GIVEN RECORDS:
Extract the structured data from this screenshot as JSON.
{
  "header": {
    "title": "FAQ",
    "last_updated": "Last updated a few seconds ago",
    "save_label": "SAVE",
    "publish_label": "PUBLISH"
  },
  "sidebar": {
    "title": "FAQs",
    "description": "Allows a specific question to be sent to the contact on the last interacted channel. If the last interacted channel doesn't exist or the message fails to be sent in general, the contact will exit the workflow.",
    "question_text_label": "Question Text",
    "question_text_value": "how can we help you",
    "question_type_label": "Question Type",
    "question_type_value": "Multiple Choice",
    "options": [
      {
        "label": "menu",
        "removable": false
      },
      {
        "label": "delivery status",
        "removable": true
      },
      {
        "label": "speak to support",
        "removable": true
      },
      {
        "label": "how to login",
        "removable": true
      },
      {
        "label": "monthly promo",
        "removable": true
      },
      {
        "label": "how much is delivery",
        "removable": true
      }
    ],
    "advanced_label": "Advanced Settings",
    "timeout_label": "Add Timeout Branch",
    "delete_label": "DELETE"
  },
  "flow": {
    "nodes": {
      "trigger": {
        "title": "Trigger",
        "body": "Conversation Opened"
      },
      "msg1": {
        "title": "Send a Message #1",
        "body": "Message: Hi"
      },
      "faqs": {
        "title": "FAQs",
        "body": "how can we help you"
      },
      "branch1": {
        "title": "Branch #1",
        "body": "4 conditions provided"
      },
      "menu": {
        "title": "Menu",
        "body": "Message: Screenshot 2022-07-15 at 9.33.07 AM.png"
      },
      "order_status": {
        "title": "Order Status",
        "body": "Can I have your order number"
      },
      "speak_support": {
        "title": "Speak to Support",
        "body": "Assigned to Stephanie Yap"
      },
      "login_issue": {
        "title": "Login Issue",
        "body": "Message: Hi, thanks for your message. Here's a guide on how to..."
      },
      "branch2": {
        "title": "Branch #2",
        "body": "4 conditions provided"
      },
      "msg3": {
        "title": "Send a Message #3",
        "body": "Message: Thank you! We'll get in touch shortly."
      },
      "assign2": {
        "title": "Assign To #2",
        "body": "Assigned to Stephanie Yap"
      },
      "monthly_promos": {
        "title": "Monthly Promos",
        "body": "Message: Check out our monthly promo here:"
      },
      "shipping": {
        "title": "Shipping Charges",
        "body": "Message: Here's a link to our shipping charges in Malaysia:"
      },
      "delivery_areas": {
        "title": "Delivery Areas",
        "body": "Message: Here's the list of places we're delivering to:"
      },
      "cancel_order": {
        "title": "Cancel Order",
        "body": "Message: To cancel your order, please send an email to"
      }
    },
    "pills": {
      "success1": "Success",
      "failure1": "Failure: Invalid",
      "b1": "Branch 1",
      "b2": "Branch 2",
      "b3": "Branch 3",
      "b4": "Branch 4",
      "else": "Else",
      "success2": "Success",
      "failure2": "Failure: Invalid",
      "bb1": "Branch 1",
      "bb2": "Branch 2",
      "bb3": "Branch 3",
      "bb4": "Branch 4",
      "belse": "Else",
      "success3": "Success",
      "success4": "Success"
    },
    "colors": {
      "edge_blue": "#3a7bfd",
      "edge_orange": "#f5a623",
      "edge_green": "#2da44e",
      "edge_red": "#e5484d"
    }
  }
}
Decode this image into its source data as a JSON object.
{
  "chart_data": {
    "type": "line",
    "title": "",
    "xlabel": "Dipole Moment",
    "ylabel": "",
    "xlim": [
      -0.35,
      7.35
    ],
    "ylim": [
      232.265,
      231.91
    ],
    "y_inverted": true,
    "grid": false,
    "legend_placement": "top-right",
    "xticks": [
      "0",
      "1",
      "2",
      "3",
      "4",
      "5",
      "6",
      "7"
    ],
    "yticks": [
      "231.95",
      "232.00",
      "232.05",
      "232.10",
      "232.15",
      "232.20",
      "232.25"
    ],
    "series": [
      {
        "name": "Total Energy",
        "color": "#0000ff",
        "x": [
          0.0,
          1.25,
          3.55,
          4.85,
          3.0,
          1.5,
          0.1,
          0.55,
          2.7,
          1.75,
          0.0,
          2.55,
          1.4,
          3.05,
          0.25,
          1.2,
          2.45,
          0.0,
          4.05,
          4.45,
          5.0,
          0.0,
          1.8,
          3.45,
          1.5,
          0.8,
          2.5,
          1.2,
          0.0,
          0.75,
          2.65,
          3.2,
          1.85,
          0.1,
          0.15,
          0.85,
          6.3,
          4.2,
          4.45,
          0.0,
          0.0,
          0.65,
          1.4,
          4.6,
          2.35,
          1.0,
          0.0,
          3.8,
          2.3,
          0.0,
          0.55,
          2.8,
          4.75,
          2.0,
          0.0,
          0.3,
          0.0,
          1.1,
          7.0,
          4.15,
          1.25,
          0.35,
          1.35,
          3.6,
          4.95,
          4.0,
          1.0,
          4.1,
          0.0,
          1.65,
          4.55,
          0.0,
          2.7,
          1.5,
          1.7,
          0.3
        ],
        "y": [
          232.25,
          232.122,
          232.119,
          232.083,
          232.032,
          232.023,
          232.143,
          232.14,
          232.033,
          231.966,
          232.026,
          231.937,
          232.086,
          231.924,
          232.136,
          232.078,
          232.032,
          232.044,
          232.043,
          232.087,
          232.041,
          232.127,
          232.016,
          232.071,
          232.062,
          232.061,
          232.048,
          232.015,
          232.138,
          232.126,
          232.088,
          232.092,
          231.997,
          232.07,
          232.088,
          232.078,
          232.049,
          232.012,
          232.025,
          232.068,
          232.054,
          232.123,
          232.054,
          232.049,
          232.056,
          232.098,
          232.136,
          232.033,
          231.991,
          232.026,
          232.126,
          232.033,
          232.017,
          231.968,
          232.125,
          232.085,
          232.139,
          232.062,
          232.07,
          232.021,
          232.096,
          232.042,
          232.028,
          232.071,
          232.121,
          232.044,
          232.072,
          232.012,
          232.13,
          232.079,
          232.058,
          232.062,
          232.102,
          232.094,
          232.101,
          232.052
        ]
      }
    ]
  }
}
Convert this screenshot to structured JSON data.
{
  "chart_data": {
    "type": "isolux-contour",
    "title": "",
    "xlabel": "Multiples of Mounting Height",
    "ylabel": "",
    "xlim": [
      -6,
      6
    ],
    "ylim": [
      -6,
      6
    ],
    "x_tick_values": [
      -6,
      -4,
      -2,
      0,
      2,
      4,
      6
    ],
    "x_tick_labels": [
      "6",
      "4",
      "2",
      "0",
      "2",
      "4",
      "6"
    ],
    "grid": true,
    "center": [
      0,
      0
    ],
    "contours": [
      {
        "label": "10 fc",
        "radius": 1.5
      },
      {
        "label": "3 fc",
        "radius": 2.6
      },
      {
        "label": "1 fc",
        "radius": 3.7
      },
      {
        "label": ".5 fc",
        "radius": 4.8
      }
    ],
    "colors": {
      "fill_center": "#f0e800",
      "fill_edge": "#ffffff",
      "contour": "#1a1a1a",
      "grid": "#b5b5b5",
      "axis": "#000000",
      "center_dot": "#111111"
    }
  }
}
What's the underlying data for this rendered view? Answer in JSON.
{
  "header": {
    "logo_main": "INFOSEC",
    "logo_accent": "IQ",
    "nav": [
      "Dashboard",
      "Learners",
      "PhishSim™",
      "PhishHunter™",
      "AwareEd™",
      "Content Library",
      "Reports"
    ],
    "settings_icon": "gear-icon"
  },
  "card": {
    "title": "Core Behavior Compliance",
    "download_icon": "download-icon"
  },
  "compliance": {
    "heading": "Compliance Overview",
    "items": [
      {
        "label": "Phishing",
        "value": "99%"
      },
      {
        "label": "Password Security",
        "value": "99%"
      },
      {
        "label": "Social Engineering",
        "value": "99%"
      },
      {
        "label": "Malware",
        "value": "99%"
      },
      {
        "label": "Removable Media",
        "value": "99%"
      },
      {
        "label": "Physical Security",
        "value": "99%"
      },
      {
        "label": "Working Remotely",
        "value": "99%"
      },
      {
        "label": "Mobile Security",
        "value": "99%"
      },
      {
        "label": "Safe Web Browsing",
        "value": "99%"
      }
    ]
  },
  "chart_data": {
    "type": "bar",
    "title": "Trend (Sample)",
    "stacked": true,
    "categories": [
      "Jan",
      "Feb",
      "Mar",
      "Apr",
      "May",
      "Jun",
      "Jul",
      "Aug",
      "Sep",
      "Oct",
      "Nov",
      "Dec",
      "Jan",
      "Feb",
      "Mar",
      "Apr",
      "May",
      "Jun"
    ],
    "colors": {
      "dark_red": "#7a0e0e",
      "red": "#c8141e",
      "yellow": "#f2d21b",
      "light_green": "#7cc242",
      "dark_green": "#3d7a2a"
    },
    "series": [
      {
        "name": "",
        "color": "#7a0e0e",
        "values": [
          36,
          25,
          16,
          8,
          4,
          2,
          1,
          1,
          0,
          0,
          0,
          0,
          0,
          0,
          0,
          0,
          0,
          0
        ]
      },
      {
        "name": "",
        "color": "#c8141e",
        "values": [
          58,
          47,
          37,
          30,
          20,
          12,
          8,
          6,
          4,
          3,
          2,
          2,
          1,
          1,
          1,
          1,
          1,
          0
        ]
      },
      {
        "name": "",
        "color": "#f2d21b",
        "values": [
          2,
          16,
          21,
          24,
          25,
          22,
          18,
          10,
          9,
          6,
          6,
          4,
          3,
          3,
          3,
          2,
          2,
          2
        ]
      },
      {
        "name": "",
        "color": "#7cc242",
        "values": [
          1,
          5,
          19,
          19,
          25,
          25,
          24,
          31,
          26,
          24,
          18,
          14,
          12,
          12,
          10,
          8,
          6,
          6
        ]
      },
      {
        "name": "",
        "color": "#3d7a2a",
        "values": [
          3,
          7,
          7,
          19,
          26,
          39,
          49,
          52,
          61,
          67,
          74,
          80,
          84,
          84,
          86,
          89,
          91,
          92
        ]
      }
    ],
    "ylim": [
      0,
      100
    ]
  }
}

EXERCISE DETAILS:
Return every line of the preceding records in which the word "Invalid" appears.

WORKED SOLUTION:
      "failure1": "Failure: Invalid",
      "failure2": "Failure: Invalid",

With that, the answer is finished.